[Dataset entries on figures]
----------

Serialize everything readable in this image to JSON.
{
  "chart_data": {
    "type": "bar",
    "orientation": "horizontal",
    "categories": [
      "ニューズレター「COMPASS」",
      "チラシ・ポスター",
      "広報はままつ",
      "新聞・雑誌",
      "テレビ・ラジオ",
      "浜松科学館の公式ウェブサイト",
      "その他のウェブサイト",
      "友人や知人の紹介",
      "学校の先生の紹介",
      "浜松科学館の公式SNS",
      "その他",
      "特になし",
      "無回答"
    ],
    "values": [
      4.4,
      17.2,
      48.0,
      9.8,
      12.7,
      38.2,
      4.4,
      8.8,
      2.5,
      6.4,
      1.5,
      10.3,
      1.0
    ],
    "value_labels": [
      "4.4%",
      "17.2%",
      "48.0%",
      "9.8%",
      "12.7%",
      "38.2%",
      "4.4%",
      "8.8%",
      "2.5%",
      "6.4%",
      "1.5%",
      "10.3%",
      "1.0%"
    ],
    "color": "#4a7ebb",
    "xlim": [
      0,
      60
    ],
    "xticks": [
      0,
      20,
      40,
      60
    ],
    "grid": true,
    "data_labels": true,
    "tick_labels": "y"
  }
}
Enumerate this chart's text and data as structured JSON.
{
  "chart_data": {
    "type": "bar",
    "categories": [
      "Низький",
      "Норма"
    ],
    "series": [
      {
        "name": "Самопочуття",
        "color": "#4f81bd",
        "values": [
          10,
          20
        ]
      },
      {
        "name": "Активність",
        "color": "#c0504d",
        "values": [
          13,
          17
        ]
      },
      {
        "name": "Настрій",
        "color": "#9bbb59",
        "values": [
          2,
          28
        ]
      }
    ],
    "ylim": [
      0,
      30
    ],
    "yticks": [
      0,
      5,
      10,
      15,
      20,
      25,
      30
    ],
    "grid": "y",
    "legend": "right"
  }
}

----------

Say how many lines in the entries contain the string "JSON", and leave out everything else.

2